## RAW RECORDS
::::
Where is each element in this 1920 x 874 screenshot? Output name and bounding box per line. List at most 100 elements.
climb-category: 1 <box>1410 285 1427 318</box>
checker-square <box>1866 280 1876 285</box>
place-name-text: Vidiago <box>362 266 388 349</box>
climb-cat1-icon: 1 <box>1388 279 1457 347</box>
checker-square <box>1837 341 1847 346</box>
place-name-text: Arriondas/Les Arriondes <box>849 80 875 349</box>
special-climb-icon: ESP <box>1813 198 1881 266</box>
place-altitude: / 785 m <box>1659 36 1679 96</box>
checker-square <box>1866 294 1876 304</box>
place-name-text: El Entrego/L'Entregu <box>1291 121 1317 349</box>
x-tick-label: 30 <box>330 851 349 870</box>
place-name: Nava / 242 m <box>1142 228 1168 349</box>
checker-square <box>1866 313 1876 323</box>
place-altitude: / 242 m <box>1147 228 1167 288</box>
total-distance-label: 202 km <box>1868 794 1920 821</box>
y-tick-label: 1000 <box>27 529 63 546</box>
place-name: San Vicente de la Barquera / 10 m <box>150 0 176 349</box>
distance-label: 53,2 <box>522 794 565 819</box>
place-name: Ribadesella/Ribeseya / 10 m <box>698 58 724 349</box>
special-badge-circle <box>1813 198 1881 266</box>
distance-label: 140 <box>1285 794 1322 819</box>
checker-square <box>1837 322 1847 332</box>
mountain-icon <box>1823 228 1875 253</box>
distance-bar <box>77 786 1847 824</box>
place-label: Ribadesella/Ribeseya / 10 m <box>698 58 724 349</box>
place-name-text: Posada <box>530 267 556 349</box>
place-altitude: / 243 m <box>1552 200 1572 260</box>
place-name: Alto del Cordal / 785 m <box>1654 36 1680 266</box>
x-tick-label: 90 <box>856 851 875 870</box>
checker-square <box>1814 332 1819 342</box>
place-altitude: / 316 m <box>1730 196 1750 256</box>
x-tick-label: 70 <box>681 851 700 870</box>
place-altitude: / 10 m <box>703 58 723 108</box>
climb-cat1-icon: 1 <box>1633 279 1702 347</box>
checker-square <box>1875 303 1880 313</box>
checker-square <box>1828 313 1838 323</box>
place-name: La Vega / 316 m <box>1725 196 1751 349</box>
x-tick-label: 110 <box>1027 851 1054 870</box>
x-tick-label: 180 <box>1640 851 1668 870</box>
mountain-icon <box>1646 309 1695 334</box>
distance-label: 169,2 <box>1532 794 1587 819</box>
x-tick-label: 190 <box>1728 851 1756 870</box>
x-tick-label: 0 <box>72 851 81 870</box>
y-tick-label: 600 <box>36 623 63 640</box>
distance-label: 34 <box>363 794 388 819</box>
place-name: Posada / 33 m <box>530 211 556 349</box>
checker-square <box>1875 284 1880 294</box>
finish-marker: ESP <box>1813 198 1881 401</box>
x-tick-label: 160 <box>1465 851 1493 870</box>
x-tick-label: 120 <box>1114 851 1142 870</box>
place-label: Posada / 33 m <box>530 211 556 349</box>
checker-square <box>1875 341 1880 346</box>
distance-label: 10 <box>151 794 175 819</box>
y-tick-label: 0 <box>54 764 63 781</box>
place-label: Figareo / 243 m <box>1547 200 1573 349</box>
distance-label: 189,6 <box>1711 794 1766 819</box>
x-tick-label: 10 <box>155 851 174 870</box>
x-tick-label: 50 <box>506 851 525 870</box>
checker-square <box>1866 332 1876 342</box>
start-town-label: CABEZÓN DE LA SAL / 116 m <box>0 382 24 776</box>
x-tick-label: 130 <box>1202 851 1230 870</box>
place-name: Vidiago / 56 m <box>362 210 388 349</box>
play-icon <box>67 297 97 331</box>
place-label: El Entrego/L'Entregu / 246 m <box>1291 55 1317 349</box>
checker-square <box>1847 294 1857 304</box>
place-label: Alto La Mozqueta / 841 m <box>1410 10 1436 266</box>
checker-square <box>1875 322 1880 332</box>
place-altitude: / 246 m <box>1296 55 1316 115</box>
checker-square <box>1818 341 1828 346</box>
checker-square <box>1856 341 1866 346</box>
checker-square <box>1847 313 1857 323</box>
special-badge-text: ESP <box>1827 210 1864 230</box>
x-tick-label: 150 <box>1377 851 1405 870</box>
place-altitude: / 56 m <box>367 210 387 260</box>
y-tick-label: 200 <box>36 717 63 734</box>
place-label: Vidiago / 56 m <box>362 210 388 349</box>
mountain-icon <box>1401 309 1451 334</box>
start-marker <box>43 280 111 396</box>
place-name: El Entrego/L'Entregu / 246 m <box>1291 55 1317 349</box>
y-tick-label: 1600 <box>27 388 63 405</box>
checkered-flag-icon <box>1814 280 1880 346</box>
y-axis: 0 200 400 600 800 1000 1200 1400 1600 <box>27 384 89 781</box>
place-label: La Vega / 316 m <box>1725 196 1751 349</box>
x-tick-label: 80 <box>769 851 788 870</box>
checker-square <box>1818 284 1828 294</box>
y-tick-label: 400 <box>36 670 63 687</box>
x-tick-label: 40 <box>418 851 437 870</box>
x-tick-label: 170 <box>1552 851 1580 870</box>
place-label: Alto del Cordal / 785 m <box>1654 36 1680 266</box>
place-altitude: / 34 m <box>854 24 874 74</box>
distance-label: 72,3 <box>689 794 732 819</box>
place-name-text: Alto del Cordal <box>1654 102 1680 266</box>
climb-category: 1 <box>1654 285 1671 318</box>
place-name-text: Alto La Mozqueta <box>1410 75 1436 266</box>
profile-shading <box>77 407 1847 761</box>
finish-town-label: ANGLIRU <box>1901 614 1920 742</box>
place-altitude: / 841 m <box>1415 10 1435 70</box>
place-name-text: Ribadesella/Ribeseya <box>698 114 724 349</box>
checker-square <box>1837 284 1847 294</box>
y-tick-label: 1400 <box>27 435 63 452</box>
::::
## SET TASK
Reproduce the data above in full, substituting "place-elevation" for each occurrence of "place-altitude" and leaving every other character unchanged.

## COMPLETED TASK
Where is each element in this 1920 x 874 screenshot? Output name and bounding box per line. List at most 100 elements.
climb-category: 1 <box>1410 285 1427 318</box>
checker-square <box>1866 280 1876 285</box>
place-name-text: Vidiago <box>362 266 388 349</box>
climb-cat1-icon: 1 <box>1388 279 1457 347</box>
checker-square <box>1837 341 1847 346</box>
place-name-text: Arriondas/Les Arriondes <box>849 80 875 349</box>
special-climb-icon: ESP <box>1813 198 1881 266</box>
place-elevation: / 785 m <box>1659 36 1679 96</box>
checker-square <box>1866 294 1876 304</box>
place-name-text: El Entrego/L'Entregu <box>1291 121 1317 349</box>
x-tick-label: 30 <box>330 851 349 870</box>
place-name: Nava / 242 m <box>1142 228 1168 349</box>
checker-square <box>1866 313 1876 323</box>
place-elevation: / 242 m <box>1147 228 1167 288</box>
total-distance-label: 202 km <box>1868 794 1920 821</box>
y-tick-label: 1000 <box>27 529 63 546</box>
place-name: San Vicente de la Barquera / 10 m <box>150 0 176 349</box>
distance-label: 53,2 <box>522 794 565 819</box>
place-name: Ribadesella/Ribeseya / 10 m <box>698 58 724 349</box>
special-badge-circle <box>1813 198 1881 266</box>
distance-label: 140 <box>1285 794 1322 819</box>
checker-square <box>1837 322 1847 332</box>
mountain-icon <box>1823 228 1875 253</box>
distance-bar <box>77 786 1847 824</box>
place-label: Ribadesella/Ribeseya / 10 m <box>698 58 724 349</box>
place-name-text: Posada <box>530 267 556 349</box>
place-elevation: / 243 m <box>1552 200 1572 260</box>
place-name: Alto del Cordal / 785 m <box>1654 36 1680 266</box>
x-tick-label: 90 <box>856 851 875 870</box>
checker-square <box>1814 332 1819 342</box>
place-elevation: / 316 m <box>1730 196 1750 256</box>
x-tick-label: 70 <box>681 851 700 870</box>
place-elevation: / 10 m <box>703 58 723 108</box>
climb-cat1-icon: 1 <box>1633 279 1702 347</box>
checker-square <box>1875 303 1880 313</box>
checker-square <box>1828 313 1838 323</box>
place-name: La Vega / 316 m <box>1725 196 1751 349</box>
x-tick-label: 110 <box>1027 851 1054 870</box>
x-tick-label: 180 <box>1640 851 1668 870</box>
mountain-icon <box>1646 309 1695 334</box>
distance-label: 169,2 <box>1532 794 1587 819</box>
x-tick-label: 190 <box>1728 851 1756 870</box>
x-tick-label: 0 <box>72 851 81 870</box>
y-tick-label: 600 <box>36 623 63 640</box>
distance-label: 34 <box>363 794 388 819</box>
place-name: Posada / 33 m <box>530 211 556 349</box>
checker-square <box>1875 284 1880 294</box>
finish-marker: ESP <box>1813 198 1881 401</box>
x-tick-label: 160 <box>1465 851 1493 870</box>
x-tick-label: 120 <box>1114 851 1142 870</box>
place-label: Posada / 33 m <box>530 211 556 349</box>
checker-square <box>1875 341 1880 346</box>
distance-label: 10 <box>151 794 175 819</box>
y-tick-label: 0 <box>54 764 63 781</box>
place-label: Figareo / 243 m <box>1547 200 1573 349</box>
distance-label: 189,6 <box>1711 794 1766 819</box>
x-tick-label: 10 <box>155 851 174 870</box>
x-tick-label: 50 <box>506 851 525 870</box>
checker-square <box>1866 332 1876 342</box>
start-town-label: CABEZÓN DE LA SAL / 116 m <box>0 382 24 776</box>
x-tick-label: 130 <box>1202 851 1230 870</box>
place-name: Vidiago / 56 m <box>362 210 388 349</box>
play-icon <box>67 297 97 331</box>
place-label: El Entrego/L'Entregu / 246 m <box>1291 55 1317 349</box>
checker-square <box>1847 294 1857 304</box>
place-label: Alto La Mozqueta / 841 m <box>1410 10 1436 266</box>
checker-square <box>1875 322 1880 332</box>
place-elevation: / 246 m <box>1296 55 1316 115</box>
checker-square <box>1818 341 1828 346</box>
checker-square <box>1856 341 1866 346</box>
checker-square <box>1847 313 1857 323</box>
special-badge-text: ESP <box>1827 210 1864 230</box>
x-tick-label: 150 <box>1377 851 1405 870</box>
place-elevation: / 56 m <box>367 210 387 260</box>
y-tick-label: 200 <box>36 717 63 734</box>
place-label: Vidiago / 56 m <box>362 210 388 349</box>
mountain-icon <box>1401 309 1451 334</box>
start-marker <box>43 280 111 396</box>
place-name: El Entrego/L'Entregu / 246 m <box>1291 55 1317 349</box>
y-tick-label: 1600 <box>27 388 63 405</box>
checkered-flag-icon <box>1814 280 1880 346</box>
y-axis: 0 200 400 600 800 1000 1200 1400 1600 <box>27 384 89 781</box>
place-label: La Vega / 316 m <box>1725 196 1751 349</box>
x-tick-label: 80 <box>769 851 788 870</box>
checker-square <box>1818 284 1828 294</box>
y-tick-label: 400 <box>36 670 63 687</box>
x-tick-label: 40 <box>418 851 437 870</box>
x-tick-label: 170 <box>1552 851 1580 870</box>
place-label: Alto del Cordal / 785 m <box>1654 36 1680 266</box>
place-elevation: / 34 m <box>854 24 874 74</box>
distance-label: 72,3 <box>689 794 732 819</box>
place-name-text: Alto del Cordal <box>1654 102 1680 266</box>
climb-category: 1 <box>1654 285 1671 318</box>
place-name-text: Alto La Mozqueta <box>1410 75 1436 266</box>
profile-shading <box>77 407 1847 761</box>
finish-town-label: ANGLIRU <box>1901 614 1920 742</box>
place-elevation: / 841 m <box>1415 10 1435 70</box>
place-name-text: Ribadesella/Ribeseya <box>698 114 724 349</box>
checker-square <box>1837 284 1847 294</box>
y-tick-label: 1400 <box>27 435 63 452</box>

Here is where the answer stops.